What this task involves » Your task is to transcribe all of the data below exactly, omitting the images.

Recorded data
..........
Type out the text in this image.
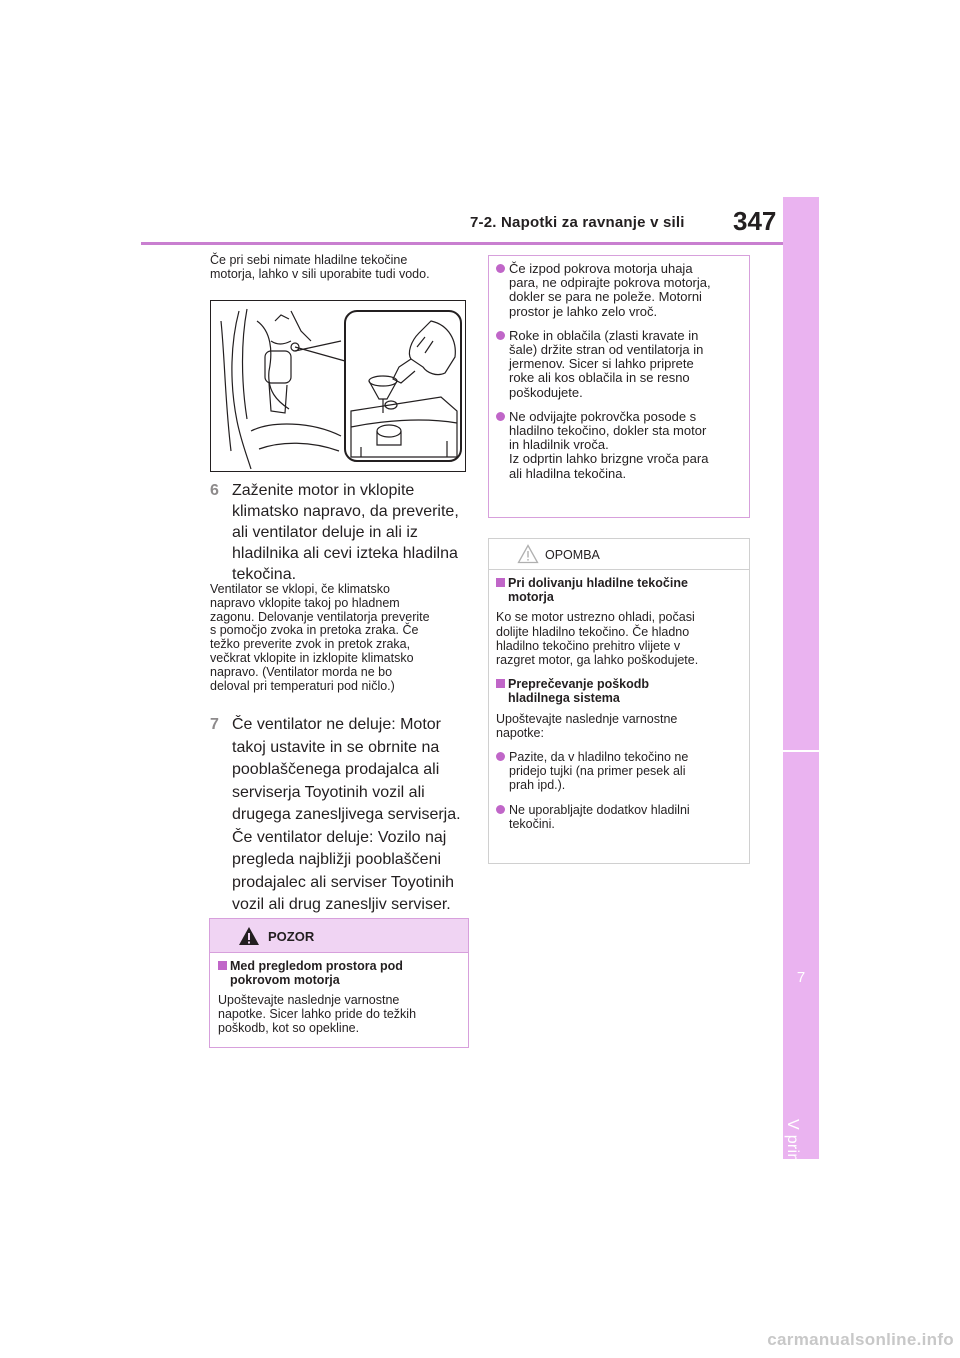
7-2. Napotki za ravnanje v sili 347
7
V primeru težav
Če pri sebi nimate hladilne tekočine
motorja, lahko v sili uporabite tudi vodo.
6 Zaženite motor in vklopite
klimatsko napravo, da preverite,
ali ventilator deluje in ali iz
hladilnika ali cevi izteka hladilna
tekočina.
Ventilator se vklopi, če klimatsko
napravo vklopite takoj po hladnem
zagonu. Delovanje ventilatorja preverite
s pomočjo zvoka in pretoka zraka. Če
težko preverite zvok in pretok zraka,
večkrat vklopite in izklopite klimatsko
napravo. (Ventilator morda ne bo
deloval pri temperaturi pod ničlo.)
7 Če ventilator ne deluje: Motor
takoj ustavite in se obrnite na
pooblaščenega prodajalca ali
serviserja Toyotinih vozil ali
drugega zanesljivega serviserja.
Če ventilator deluje: Vozilo naj
pregleda najbližji pooblaščeni
prodajalec ali serviser Toyotinih
vozil ali drug zanesljiv serviser.
POZOR
Med pregledom prostora pod
pokrovom motorja
Upoštevajte naslednje varnostne
napotke. Sicer lahko pride do težkih
poškodb, kot so opekline.
Če izpod pokrova motorja uhaja
para, ne odpirajte pokrova motorja,
dokler se para ne poleže. Motorni
prostor je lahko zelo vroč.
Roke in oblačila (zlasti kravate in
šale) držite stran od ventilatorja in
jermenov. Sicer si lahko priprete
roke ali kos oblačila in se resno
poškodujete.
Ne odvijajte pokrovčka posode s
hladilno tekočino, dokler sta motor
in hladilnik vroča.
Iz odprtin lahko brizgne vroča para
ali hladilna tekočina.
OPOMBA
Pri dolivanju hladilne tekočine
motorja
Ko se motor ustrezno ohladi, počasi
dolijte hladilno tekočino. Če hladno
hladilno tekočino prehitro vlijete v
razgret motor, ga lahko poškodujete.
Preprečevanje poškodb
hladilnega sistema
Upoštevajte naslednje varnostne
napotke:
Pazite, da v hladilno tekočino ne
pridejo tujki (na primer pesek ali
prah ipd.).
Ne uporabljajte dodatkov hladilni
tekočini.
carmanualsonline.info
..........
Finished answer »
Type out the text in this image.
7-2. Napotki za ravnanje v sili 347
7
V primeru težav
Če pri sebi nimate hladilne tekočine
motorja, lahko v sili uporabite tudi vodo.
6 Zaženite motor in vklopite
klimatsko napravo, da preverite,
ali ventilator deluje in ali iz
hladilnika ali cevi izteka hladilna
tekočina.
Ventilator se vklopi, če klimatsko
napravo vklopite takoj po hladnem
zagonu. Delovanje ventilatorja preverite
s pomočjo zvoka in pretoka zraka. Če
težko preverite zvok in pretok zraka,
večkrat vklopite in izklopite klimatsko
napravo. (Ventilator morda ne bo
deloval pri temperaturi pod ničlo.)
7 Če ventilator ne deluje: Motor
takoj ustavite in se obrnite na
pooblaščenega prodajalca ali
serviserja Toyotinih vozil ali
drugega zanesljivega serviserja.
Če ventilator deluje: Vozilo naj
pregleda najbližji pooblaščeni
prodajalec ali serviser Toyotinih
vozil ali drug zanesljiv serviser.
POZOR
Med pregledom prostora pod
pokrovom motorja
Upoštevajte naslednje varnostne
napotke. Sicer lahko pride do težkih
poškodb, kot so opekline.
Če izpod pokrova motorja uhaja
para, ne odpirajte pokrova motorja,
dokler se para ne poleže. Motorni
prostor je lahko zelo vroč.
Roke in oblačila (zlasti kravate in
šale) držite stran od ventilatorja in
jermenov. Sicer si lahko priprete
roke ali kos oblačila in se resno
poškodujete.
Ne odvijajte pokrovčka posode s
hladilno tekočino, dokler sta motor
in hladilnik vroča.
Iz odprtin lahko brizgne vroča para
ali hladilna tekočina.
OPOMBA
Pri dolivanju hladilne tekočine
motorja
Ko se motor ustrezno ohladi, počasi
dolijte hladilno tekočino. Če hladno
hladilno tekočino prehitro vlijete v
razgret motor, ga lahko poškodujete.
Preprečevanje poškodb
hladilnega sistema
Upoštevajte naslednje varnostne
napotke:
Pazite, da v hladilno tekočino ne
pridejo tujki (na primer pesek ali
prah ipd.).
Ne uporabljajte dodatkov hladilni
tekočini.
carmanualsonline.info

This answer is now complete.